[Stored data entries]
***

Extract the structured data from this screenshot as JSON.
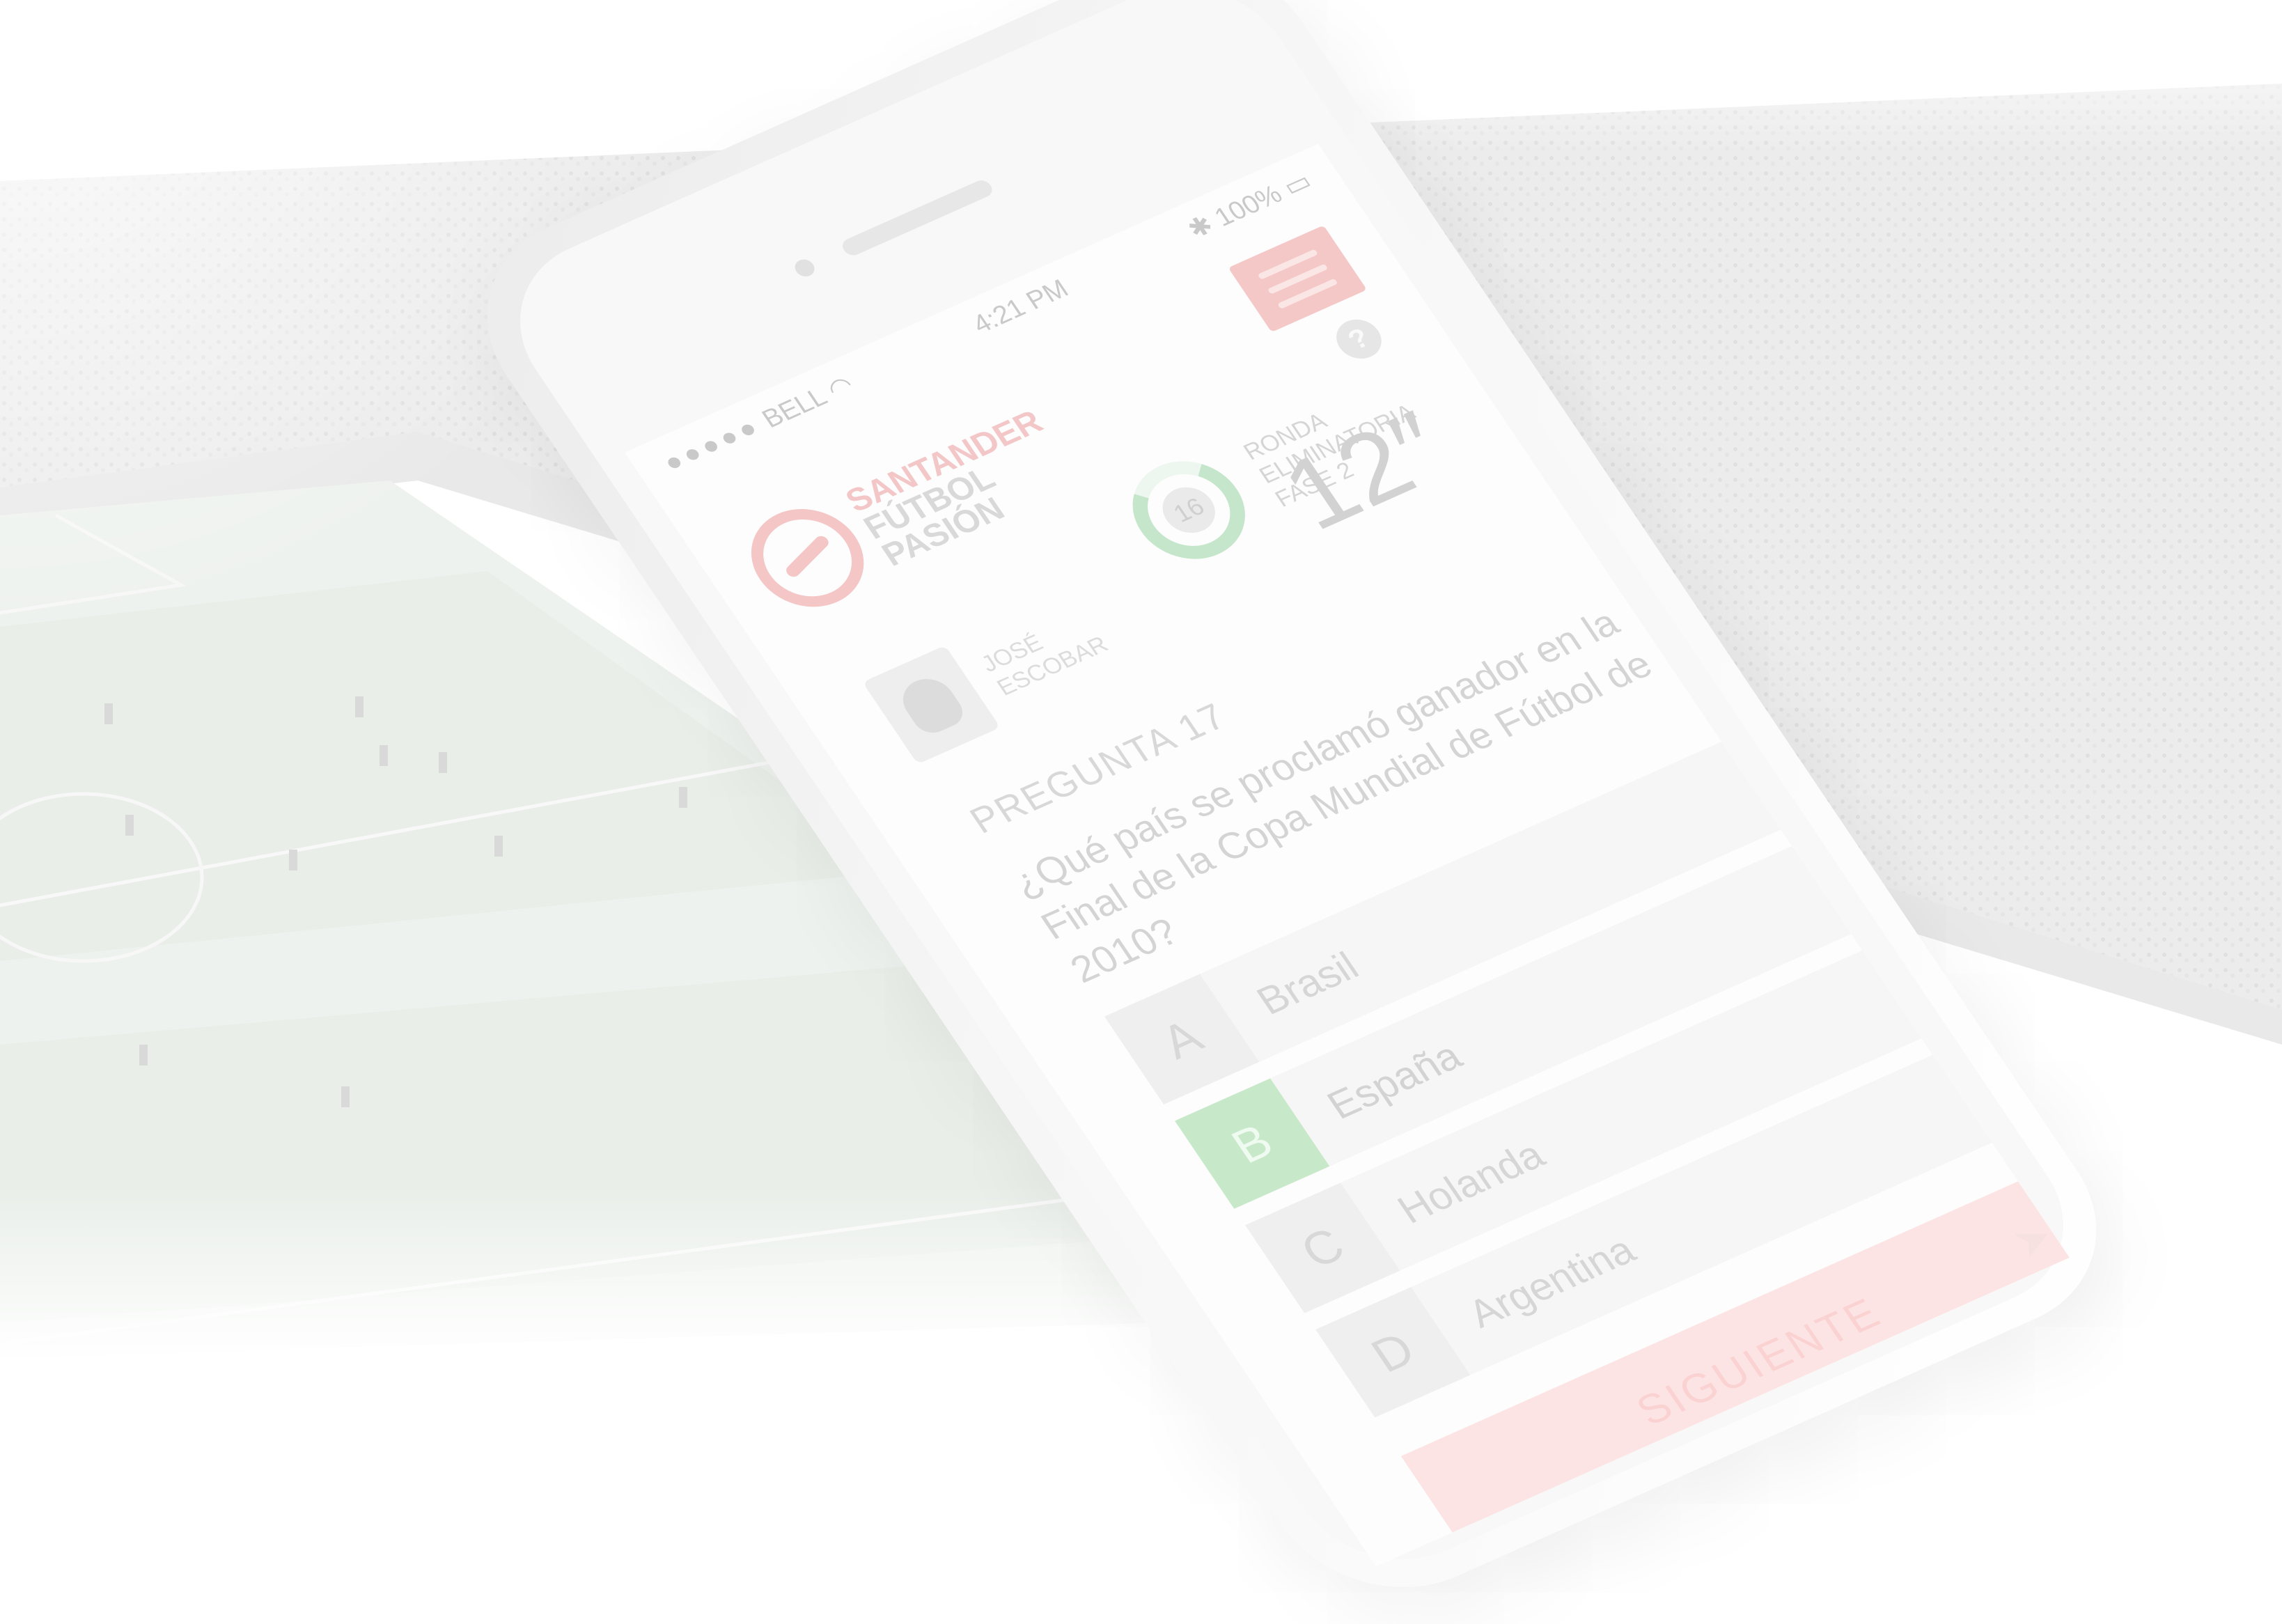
{
  "status_bar": {
    "signal": "●●●●●",
    "carrier": "BELL",
    "time": "4:21 PM",
    "battery": "100%"
  },
  "logo": {
    "brand": "SANTANDER",
    "line1": "FÚTBOL",
    "line2": "PASIÓN"
  },
  "round": {
    "number": "16",
    "line1": "RONDA",
    "line2": "ELIMINATORIA",
    "line3": "FASE 2"
  },
  "timer": "12″",
  "player": {
    "first_name": "JOSÉ",
    "last_name": "ESCOBAR"
  },
  "question": {
    "label": "PREGUNTA 17",
    "text": "¿Qué país se proclamó ganador en la Final de la Copa Mundial de Fútbol de 2010?"
  },
  "answers": [
    {
      "letter": "A",
      "text": "Brasil",
      "selected": false
    },
    {
      "letter": "B",
      "text": "España",
      "selected": true
    },
    {
      "letter": "C",
      "text": "Holanda",
      "selected": false
    },
    {
      "letter": "D",
      "text": "Argentina",
      "selected": false
    }
  ],
  "next_button": {
    "label": "SIGUIENTE",
    "icon": "arrow-icon"
  },
  "help_icon": "?",
  "colors": {
    "accent_red": "#f4c6c6",
    "accent_green": "#c8e9c9"
  }
}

***

## Short task
Retype the whole listing exactly and leave the pictures out.

## Finished exercise
Extract the structured data from this screenshot as JSON.
{
  "status_bar": {
    "signal": "●●●●●",
    "carrier": "BELL",
    "time": "4:21 PM",
    "battery": "100%"
  },
  "logo": {
    "brand": "SANTANDER",
    "line1": "FÚTBOL",
    "line2": "PASIÓN"
  },
  "round": {
    "number": "16",
    "line1": "RONDA",
    "line2": "ELIMINATORIA",
    "line3": "FASE 2"
  },
  "timer": "12″",
  "player": {
    "first_name": "JOSÉ",
    "last_name": "ESCOBAR"
  },
  "question": {
    "label": "PREGUNTA 17",
    "text": "¿Qué país se proclamó ganador en la Final de la Copa Mundial de Fútbol de 2010?"
  },
  "answers": [
    {
      "letter": "A",
      "text": "Brasil",
      "selected": false
    },
    {
      "letter": "B",
      "text": "España",
      "selected": true
    },
    {
      "letter": "C",
      "text": "Holanda",
      "selected": false
    },
    {
      "letter": "D",
      "text": "Argentina",
      "selected": false
    }
  ],
  "next_button": {
    "label": "SIGUIENTE",
    "icon": "arrow-icon"
  },
  "help_icon": "?",
  "colors": {
    "accent_red": "#f4c6c6",
    "accent_green": "#c8e9c9"
  }
}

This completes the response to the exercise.